Data records
*****
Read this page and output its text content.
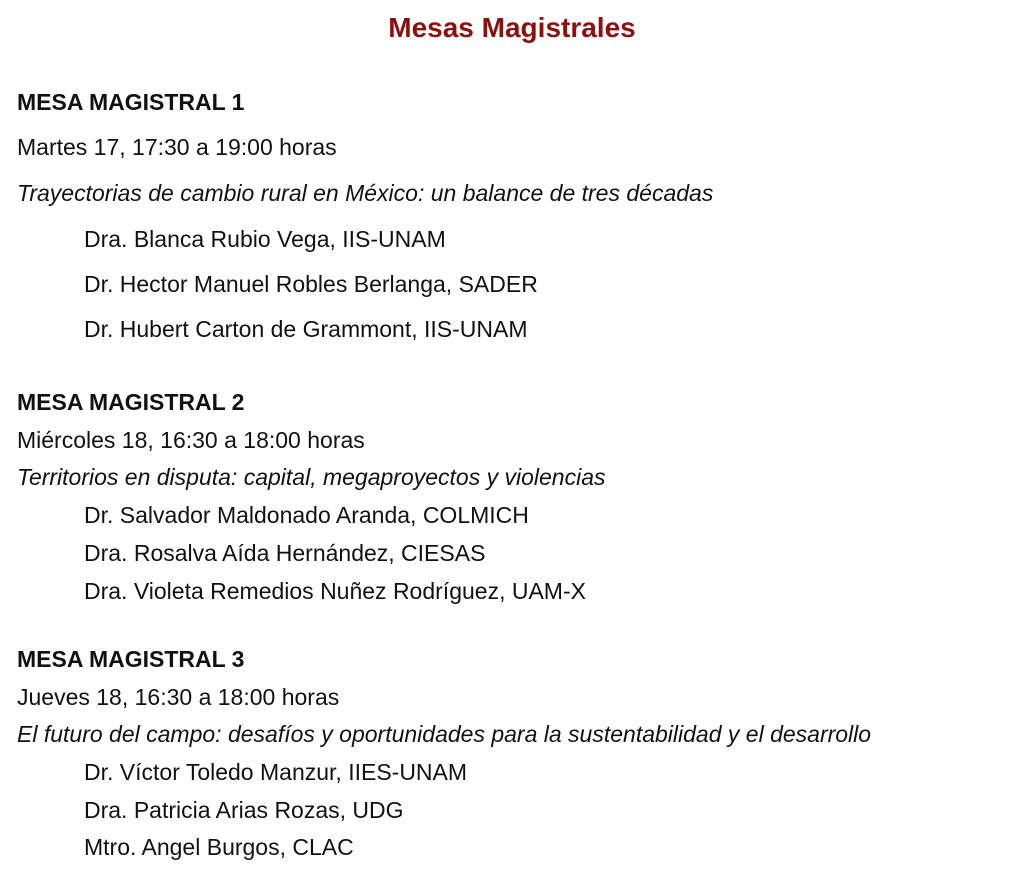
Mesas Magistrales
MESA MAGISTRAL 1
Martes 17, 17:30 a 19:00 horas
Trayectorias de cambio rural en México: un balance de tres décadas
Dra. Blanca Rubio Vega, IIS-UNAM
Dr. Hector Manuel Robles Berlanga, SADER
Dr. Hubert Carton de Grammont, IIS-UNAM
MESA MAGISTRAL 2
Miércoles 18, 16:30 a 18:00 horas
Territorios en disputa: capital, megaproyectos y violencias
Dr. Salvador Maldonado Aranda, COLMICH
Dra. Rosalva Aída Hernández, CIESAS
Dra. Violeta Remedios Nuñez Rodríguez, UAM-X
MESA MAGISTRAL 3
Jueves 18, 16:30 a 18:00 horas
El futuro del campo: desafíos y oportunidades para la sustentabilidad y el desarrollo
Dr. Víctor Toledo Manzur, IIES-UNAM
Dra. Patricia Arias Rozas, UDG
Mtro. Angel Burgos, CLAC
*****
» SHORT TASK
List the lines of the entries that include "horas".

» ANSWER TO THIS TASK
Martes 17, 17:30 a 19:00 horas
Miércoles 18, 16:30 a 18:00 horas
Jueves 18, 16:30 a 18:00 horas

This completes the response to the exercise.